----- Dataset content

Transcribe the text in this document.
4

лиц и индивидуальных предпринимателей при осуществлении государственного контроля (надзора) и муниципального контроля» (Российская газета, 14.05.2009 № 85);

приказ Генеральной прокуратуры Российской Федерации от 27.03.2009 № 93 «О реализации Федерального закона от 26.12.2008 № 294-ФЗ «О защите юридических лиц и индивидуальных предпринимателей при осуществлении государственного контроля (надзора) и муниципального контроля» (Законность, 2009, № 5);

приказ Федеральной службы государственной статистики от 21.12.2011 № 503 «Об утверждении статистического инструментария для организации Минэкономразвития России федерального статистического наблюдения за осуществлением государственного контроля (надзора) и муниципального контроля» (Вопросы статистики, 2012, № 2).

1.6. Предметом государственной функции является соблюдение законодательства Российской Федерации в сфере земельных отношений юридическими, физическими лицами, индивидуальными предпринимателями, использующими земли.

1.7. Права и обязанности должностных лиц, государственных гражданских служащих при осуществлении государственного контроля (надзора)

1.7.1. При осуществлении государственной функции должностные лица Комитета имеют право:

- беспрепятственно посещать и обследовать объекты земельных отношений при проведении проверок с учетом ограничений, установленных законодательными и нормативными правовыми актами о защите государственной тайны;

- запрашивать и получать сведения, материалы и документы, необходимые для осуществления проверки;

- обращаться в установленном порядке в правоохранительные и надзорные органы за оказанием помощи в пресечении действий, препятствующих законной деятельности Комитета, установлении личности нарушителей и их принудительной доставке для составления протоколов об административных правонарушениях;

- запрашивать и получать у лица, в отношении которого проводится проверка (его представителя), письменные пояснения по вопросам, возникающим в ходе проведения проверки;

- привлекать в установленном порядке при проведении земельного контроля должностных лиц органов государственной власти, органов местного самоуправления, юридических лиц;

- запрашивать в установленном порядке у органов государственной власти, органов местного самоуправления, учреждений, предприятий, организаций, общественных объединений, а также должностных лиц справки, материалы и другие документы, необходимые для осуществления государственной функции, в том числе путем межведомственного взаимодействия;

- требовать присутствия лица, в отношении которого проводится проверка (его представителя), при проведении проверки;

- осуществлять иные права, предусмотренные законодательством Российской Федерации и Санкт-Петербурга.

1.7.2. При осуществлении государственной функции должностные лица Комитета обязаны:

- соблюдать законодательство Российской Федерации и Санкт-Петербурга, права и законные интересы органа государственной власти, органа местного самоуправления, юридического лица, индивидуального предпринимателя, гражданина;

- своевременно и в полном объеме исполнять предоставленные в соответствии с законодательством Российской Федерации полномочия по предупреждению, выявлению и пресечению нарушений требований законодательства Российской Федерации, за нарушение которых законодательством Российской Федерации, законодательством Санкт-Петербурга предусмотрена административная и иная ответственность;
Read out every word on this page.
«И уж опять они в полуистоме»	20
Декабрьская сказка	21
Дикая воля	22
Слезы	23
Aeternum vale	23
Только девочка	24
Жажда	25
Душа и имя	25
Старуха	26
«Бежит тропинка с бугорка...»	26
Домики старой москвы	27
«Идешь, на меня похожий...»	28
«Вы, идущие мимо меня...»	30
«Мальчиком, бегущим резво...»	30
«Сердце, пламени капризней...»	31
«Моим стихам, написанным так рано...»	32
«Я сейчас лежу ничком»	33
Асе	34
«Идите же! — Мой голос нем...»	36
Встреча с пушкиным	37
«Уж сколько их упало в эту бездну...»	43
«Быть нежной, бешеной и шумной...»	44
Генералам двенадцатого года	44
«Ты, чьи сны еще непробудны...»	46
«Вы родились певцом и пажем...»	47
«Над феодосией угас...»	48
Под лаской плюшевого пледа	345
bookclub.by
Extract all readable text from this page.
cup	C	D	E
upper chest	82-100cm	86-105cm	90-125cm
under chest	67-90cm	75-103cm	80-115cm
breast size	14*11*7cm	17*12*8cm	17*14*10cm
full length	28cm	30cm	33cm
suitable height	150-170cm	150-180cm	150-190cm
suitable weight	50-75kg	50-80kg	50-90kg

----------

- [Exercise brief] In the records above, find the line containing "Extract all readable text from this page."; please retype it and every line after it through the last line, exactly and with nothing else.

- [Worked answer]
Extract all readable text from this page.
cup	C	D	E
upper chest	82-100cm	86-105cm	90-125cm
under chest	67-90cm	75-103cm	80-115cm
breast size	14*11*7cm	17*12*8cm	17*14*10cm
full length	28cm	30cm	33cm
suitable height	150-170cm	150-180cm	150-190cm
suitable weight	50-75kg	50-80kg	50-90kg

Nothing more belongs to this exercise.